Exercise instructions -
Pull every line with the word "vassago" out of the entries below.

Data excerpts
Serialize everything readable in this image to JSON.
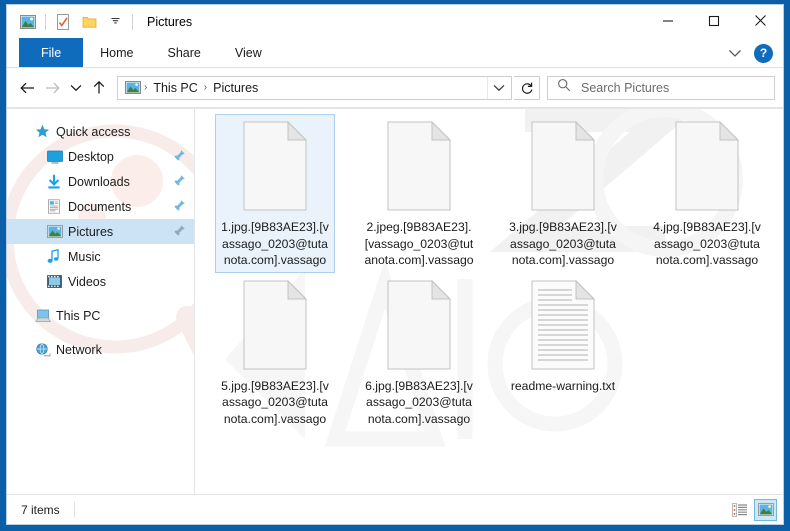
{
  "window": {
    "title": "Pictures",
    "quick_access_icons": [
      "pictures-folder-icon",
      "properties-icon",
      "new-folder-icon",
      "customize-qat-chevron-icon"
    ],
    "controls": {
      "minimize": "minimize-button",
      "maximize": "maximize-button",
      "close": "close-button"
    }
  },
  "ribbon": {
    "tabs": [
      {
        "label": "File",
        "active": true
      },
      {
        "label": "Home",
        "active": false
      },
      {
        "label": "Share",
        "active": false
      },
      {
        "label": "View",
        "active": false
      }
    ],
    "collapse_label": "collapse-ribbon-chevron",
    "help_label": "?"
  },
  "address": {
    "back": "back-arrow",
    "forward": "forward-arrow",
    "recent": "recent-locations-chevron",
    "up": "up-arrow",
    "breadcrumbs": [
      "This PC",
      "Pictures"
    ],
    "separator": "›",
    "dropdown": "address-dropdown-chevron",
    "refresh": "refresh-icon"
  },
  "search": {
    "placeholder": "Search Pictures",
    "icon": "search-icon"
  },
  "sidebar": {
    "items": [
      {
        "label": "Quick access",
        "icon": "star-icon",
        "level": 0,
        "pinned": false,
        "selected": false
      },
      {
        "label": "Desktop",
        "icon": "desktop-icon",
        "level": 1,
        "pinned": true,
        "selected": false
      },
      {
        "label": "Downloads",
        "icon": "downloads-icon",
        "level": 1,
        "pinned": true,
        "selected": false
      },
      {
        "label": "Documents",
        "icon": "documents-icon",
        "level": 1,
        "pinned": true,
        "selected": false
      },
      {
        "label": "Pictures",
        "icon": "pictures-icon",
        "level": 1,
        "pinned": true,
        "selected": true
      },
      {
        "label": "Music",
        "icon": "music-icon",
        "level": 1,
        "pinned": false,
        "selected": false
      },
      {
        "label": "Videos",
        "icon": "videos-icon",
        "level": 1,
        "pinned": false,
        "selected": false
      },
      {
        "label": "This PC",
        "icon": "this-pc-icon",
        "level": 0,
        "pinned": false,
        "selected": false
      },
      {
        "label": "Network",
        "icon": "network-icon",
        "level": 0,
        "pinned": false,
        "selected": false
      }
    ]
  },
  "files": [
    {
      "name": "1.jpg.[9B83AE23].[vassago_0203@tutanota.com].vassago",
      "icon": "blank-file-icon",
      "selected": true
    },
    {
      "name": "2.jpeg.[9B83AE23].[vassago_0203@tutanota.com].vassago",
      "icon": "blank-file-icon",
      "selected": false
    },
    {
      "name": "3.jpg.[9B83AE23].[vassago_0203@tutanota.com].vassago",
      "icon": "blank-file-icon",
      "selected": false
    },
    {
      "name": "4.jpg.[9B83AE23].[vassago_0203@tutanota.com].vassago",
      "icon": "blank-file-icon",
      "selected": false
    },
    {
      "name": "5.jpg.[9B83AE23].[vassago_0203@tutanota.com].vassago",
      "icon": "blank-file-icon",
      "selected": false
    },
    {
      "name": "6.jpg.[9B83AE23].[vassago_0203@tutanota.com].vassago",
      "icon": "blank-file-icon",
      "selected": false
    },
    {
      "name": "readme-warning.txt",
      "icon": "text-file-icon",
      "selected": false
    }
  ],
  "status": {
    "item_count": "7 items",
    "views": [
      {
        "name": "details-view-button",
        "active": false
      },
      {
        "name": "large-icons-view-button",
        "active": true
      }
    ]
  },
  "colors": {
    "accent": "#0f6cbd",
    "window_frame": "#0a5fa8",
    "selection_fill": "#eaf3fb",
    "selection_border": "#aed0ea",
    "sidebar_selection": "#cce3f5"
  }
}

Worked answer -
      "name": "1.jpg.[9B83AE23].[vassago_0203@tutanota.com].vassago",
      "name": "2.jpeg.[9B83AE23].[vassago_0203@tutanota.com].vassago",
      "name": "3.jpg.[9B83AE23].[vassago_0203@tutanota.com].vassago",
      "name": "4.jpg.[9B83AE23].[vassago_0203@tutanota.com].vassago",
      "name": "5.jpg.[9B83AE23].[vassago_0203@tutanota.com].vassago",
      "name": "6.jpg.[9B83AE23].[vassago_0203@tutanota.com].vassago",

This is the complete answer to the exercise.